**Data provided**
════════
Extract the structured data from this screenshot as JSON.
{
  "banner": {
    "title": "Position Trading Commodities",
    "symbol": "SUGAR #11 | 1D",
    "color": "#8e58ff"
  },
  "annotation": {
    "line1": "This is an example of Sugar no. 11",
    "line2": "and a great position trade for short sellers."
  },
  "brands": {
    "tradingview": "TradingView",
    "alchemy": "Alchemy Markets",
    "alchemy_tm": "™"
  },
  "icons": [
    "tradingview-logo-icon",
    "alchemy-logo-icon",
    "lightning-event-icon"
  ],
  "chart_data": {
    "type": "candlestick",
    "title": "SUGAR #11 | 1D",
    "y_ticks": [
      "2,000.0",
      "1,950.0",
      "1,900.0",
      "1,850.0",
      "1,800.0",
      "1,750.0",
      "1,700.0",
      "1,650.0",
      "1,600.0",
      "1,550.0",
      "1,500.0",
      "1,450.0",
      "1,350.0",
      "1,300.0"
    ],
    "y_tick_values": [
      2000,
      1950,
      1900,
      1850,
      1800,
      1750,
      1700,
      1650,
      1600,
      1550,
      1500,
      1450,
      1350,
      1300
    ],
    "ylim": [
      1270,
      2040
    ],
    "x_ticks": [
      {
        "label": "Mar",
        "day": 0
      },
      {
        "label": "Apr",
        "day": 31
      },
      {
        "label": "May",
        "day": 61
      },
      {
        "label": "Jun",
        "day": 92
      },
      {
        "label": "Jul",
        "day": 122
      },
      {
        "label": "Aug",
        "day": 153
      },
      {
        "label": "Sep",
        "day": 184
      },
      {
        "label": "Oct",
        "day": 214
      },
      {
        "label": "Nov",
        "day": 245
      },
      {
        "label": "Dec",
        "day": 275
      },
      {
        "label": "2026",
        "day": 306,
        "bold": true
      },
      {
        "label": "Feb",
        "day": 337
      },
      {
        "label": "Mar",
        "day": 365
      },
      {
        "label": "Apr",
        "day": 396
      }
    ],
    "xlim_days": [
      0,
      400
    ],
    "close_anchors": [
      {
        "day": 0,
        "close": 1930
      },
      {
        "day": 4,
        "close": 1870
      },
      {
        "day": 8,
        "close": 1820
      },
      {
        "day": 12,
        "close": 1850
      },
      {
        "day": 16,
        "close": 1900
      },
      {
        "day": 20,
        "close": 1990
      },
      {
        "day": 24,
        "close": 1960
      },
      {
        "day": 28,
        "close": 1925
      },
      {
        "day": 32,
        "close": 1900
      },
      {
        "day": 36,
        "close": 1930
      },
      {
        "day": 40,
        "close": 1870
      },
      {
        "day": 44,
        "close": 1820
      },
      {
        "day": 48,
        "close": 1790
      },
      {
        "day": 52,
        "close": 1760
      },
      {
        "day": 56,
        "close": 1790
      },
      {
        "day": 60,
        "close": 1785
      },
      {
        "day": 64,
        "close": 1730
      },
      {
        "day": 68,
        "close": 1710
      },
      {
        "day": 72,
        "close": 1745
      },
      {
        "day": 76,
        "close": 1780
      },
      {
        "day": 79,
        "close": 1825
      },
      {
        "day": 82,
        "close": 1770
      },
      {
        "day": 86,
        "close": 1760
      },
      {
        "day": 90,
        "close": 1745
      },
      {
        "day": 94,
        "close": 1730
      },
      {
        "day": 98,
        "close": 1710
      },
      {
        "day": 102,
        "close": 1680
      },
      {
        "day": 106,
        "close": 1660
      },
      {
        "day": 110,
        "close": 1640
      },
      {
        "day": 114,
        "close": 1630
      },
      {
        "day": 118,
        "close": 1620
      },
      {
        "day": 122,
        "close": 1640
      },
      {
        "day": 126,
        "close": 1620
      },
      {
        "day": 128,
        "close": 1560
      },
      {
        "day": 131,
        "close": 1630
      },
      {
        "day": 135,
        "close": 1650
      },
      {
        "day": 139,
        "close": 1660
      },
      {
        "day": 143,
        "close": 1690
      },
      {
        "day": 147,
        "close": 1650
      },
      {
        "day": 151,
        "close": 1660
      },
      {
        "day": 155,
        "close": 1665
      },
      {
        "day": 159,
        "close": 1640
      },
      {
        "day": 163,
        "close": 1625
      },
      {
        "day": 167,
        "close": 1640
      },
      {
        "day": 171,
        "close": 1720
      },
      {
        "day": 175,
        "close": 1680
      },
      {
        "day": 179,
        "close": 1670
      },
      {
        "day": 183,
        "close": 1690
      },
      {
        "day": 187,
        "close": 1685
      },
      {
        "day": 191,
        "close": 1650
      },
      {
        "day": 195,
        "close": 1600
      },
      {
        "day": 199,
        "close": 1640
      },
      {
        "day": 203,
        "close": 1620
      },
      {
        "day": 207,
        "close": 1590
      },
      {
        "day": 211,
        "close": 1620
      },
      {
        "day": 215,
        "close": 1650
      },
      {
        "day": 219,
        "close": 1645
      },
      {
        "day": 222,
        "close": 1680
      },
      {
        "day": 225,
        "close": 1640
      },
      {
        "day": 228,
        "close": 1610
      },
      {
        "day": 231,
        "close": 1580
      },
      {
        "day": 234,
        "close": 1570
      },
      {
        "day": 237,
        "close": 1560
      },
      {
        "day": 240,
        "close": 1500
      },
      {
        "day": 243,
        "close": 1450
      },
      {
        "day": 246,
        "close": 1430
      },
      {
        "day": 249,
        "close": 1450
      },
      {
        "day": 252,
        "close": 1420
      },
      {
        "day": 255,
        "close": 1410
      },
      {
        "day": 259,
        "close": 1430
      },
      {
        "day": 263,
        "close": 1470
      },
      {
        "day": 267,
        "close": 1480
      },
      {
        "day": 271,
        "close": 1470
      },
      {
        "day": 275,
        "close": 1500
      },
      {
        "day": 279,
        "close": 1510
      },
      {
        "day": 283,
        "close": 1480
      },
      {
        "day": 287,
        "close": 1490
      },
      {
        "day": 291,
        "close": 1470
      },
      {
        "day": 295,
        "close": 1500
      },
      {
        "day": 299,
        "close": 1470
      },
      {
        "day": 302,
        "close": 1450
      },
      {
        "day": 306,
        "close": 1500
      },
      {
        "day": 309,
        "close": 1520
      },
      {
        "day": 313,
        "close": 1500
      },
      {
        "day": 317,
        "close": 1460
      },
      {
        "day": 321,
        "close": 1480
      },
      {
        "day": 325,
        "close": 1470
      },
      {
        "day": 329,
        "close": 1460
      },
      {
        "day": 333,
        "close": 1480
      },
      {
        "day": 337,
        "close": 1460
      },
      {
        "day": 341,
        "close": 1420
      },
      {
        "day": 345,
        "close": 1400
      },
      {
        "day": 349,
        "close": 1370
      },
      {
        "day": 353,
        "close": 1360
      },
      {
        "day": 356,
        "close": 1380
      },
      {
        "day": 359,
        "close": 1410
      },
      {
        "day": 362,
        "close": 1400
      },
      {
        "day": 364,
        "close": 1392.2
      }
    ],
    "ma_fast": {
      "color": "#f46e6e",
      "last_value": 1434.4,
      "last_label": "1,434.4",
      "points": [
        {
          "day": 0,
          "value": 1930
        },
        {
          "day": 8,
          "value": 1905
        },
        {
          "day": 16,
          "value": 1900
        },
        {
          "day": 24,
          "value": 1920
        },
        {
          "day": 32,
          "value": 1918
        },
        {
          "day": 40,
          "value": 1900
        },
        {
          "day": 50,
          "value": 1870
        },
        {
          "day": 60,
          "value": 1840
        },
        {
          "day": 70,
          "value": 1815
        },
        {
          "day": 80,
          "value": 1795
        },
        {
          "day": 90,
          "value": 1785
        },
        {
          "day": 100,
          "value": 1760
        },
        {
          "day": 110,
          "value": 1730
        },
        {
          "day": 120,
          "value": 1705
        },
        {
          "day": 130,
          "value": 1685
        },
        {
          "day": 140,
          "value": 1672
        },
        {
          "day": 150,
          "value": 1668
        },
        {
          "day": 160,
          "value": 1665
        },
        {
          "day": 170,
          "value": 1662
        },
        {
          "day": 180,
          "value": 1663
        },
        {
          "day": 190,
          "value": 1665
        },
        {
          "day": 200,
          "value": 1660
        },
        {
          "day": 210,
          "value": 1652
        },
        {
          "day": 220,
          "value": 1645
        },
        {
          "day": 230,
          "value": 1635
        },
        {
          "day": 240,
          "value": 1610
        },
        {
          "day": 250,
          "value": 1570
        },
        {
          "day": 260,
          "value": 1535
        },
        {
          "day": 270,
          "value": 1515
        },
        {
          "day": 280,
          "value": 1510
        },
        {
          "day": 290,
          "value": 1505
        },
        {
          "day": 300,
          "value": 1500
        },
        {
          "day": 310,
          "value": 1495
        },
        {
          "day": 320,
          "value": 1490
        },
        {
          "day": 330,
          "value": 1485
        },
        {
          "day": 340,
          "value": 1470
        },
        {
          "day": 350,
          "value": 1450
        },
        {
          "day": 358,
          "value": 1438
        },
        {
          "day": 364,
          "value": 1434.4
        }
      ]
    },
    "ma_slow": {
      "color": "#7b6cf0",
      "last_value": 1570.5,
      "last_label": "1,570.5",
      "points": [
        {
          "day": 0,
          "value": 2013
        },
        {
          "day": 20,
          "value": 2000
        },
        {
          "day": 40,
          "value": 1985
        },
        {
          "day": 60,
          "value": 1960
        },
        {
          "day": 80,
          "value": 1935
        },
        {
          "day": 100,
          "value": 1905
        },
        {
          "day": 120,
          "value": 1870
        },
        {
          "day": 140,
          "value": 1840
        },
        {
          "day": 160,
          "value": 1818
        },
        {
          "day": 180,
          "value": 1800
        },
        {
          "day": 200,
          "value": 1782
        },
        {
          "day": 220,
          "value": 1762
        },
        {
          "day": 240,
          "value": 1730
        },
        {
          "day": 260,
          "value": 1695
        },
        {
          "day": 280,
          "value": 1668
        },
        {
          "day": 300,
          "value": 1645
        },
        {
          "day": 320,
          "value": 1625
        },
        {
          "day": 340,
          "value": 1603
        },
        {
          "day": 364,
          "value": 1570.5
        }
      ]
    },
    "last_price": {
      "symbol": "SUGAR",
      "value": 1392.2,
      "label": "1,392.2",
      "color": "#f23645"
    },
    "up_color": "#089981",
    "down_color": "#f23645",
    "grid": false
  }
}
════════
**Exercise aim**
Select every line in the records above that contains the word "tradingview".

**In response**
    "tradingview": "TradingView",
    "tradingview-logo-icon",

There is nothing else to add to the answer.